▶ The data:
§
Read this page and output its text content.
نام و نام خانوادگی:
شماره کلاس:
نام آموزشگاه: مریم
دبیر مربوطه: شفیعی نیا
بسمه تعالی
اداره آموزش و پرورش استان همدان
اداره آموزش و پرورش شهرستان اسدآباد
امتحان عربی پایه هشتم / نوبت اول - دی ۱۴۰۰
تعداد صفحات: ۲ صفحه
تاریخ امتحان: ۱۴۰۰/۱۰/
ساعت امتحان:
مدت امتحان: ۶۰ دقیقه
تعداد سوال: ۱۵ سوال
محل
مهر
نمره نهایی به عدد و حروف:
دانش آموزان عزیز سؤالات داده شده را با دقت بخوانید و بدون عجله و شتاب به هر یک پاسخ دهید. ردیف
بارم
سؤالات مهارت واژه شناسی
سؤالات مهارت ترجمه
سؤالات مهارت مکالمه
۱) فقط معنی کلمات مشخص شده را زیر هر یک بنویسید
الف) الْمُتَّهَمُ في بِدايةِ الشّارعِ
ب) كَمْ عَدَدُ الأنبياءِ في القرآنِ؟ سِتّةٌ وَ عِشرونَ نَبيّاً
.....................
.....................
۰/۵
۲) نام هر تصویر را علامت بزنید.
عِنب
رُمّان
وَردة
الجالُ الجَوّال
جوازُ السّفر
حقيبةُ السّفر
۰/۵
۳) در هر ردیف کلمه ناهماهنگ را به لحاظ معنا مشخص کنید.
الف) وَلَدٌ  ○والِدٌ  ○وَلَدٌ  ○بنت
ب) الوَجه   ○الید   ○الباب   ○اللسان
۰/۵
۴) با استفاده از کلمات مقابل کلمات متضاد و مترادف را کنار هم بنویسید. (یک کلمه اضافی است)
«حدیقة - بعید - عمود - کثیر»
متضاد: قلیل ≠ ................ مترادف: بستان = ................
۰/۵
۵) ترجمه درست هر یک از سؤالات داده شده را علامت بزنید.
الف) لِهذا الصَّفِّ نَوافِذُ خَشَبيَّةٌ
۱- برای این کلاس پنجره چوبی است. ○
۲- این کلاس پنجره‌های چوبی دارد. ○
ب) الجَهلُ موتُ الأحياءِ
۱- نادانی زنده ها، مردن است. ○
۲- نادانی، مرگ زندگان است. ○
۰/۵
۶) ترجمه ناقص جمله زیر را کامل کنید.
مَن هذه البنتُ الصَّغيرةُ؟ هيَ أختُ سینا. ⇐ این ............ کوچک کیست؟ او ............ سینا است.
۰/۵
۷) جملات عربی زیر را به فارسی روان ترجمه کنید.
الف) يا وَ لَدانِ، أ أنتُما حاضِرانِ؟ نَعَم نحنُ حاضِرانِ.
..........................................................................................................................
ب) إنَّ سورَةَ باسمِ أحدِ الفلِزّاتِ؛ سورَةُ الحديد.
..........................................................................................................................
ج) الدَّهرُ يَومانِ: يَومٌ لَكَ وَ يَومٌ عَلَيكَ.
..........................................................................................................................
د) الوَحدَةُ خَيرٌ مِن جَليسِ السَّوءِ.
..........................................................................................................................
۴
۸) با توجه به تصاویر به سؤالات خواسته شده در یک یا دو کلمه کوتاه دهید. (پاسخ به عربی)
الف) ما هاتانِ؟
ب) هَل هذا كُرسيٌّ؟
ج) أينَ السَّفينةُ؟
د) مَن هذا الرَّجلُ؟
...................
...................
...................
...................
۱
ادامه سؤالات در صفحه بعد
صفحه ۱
§
▶ What you need to do: Can you give every line above again, exactly as written?

▶ Task solution:
Read this page and output its text content.
نام و نام خانوادگی:
شماره کلاس:
نام آموزشگاه: مریم
دبیر مربوطه: شفیعی نیا
بسمه تعالی
اداره آموزش و پرورش استان همدان
اداره آموزش و پرورش شهرستان اسدآباد
امتحان عربی پایه هشتم / نوبت اول - دی ۱۴۰۰
تعداد صفحات: ۲ صفحه
تاریخ امتحان: ۱۴۰۰/۱۰/
ساعت امتحان:
مدت امتحان: ۶۰ دقیقه
تعداد سوال: ۱۵ سوال
محل
مهر
نمره نهایی به عدد و حروف:
دانش آموزان عزیز سؤالات داده شده را با دقت بخوانید و بدون عجله و شتاب به هر یک پاسخ دهید. ردیف
بارم
سؤالات مهارت واژه شناسی
سؤالات مهارت ترجمه
سؤالات مهارت مکالمه
۱) فقط معنی کلمات مشخص شده را زیر هر یک بنویسید
الف) الْمُتَّهَمُ في بِدايةِ الشّارعِ
ب) كَمْ عَدَدُ الأنبياءِ في القرآنِ؟ سِتّةٌ وَ عِشرونَ نَبيّاً
.....................
.....................
۰/۵
۲) نام هر تصویر را علامت بزنید.
عِنب
رُمّان
وَردة
الجالُ الجَوّال
جوازُ السّفر
حقيبةُ السّفر
۰/۵
۳) در هر ردیف کلمه ناهماهنگ را به لحاظ معنا مشخص کنید.
الف) وَلَدٌ  ○والِدٌ  ○وَلَدٌ  ○بنت
ب) الوَجه   ○الید   ○الباب   ○اللسان
۰/۵
۴) با استفاده از کلمات مقابل کلمات متضاد و مترادف را کنار هم بنویسید. (یک کلمه اضافی است)
«حدیقة - بعید - عمود - کثیر»
متضاد: قلیل ≠ ................ مترادف: بستان = ................
۰/۵
۵) ترجمه درست هر یک از سؤالات داده شده را علامت بزنید.
الف) لِهذا الصَّفِّ نَوافِذُ خَشَبيَّةٌ
۱- برای این کلاس پنجره چوبی است. ○
۲- این کلاس پنجره‌های چوبی دارد. ○
ب) الجَهلُ موتُ الأحياءِ
۱- نادانی زنده ها، مردن است. ○
۲- نادانی، مرگ زندگان است. ○
۰/۵
۶) ترجمه ناقص جمله زیر را کامل کنید.
مَن هذه البنتُ الصَّغيرةُ؟ هيَ أختُ سینا. ⇐ این ............ کوچک کیست؟ او ............ سینا است.
۰/۵
۷) جملات عربی زیر را به فارسی روان ترجمه کنید.
الف) يا وَ لَدانِ، أ أنتُما حاضِرانِ؟ نَعَم نحنُ حاضِرانِ.
..........................................................................................................................
ب) إنَّ سورَةَ باسمِ أحدِ الفلِزّاتِ؛ سورَةُ الحديد.
..........................................................................................................................
ج) الدَّهرُ يَومانِ: يَومٌ لَكَ وَ يَومٌ عَلَيكَ.
..........................................................................................................................
د) الوَحدَةُ خَيرٌ مِن جَليسِ السَّوءِ.
..........................................................................................................................
۴
۸) با توجه به تصاویر به سؤالات خواسته شده در یک یا دو کلمه کوتاه دهید. (پاسخ به عربی)
الف) ما هاتانِ؟
ب) هَل هذا كُرسيٌّ؟
ج) أينَ السَّفينةُ؟
د) مَن هذا الرَّجلُ؟
...................
...................
...................
...................
۱
ادامه سؤالات در صفحه بعد
صفحه ۱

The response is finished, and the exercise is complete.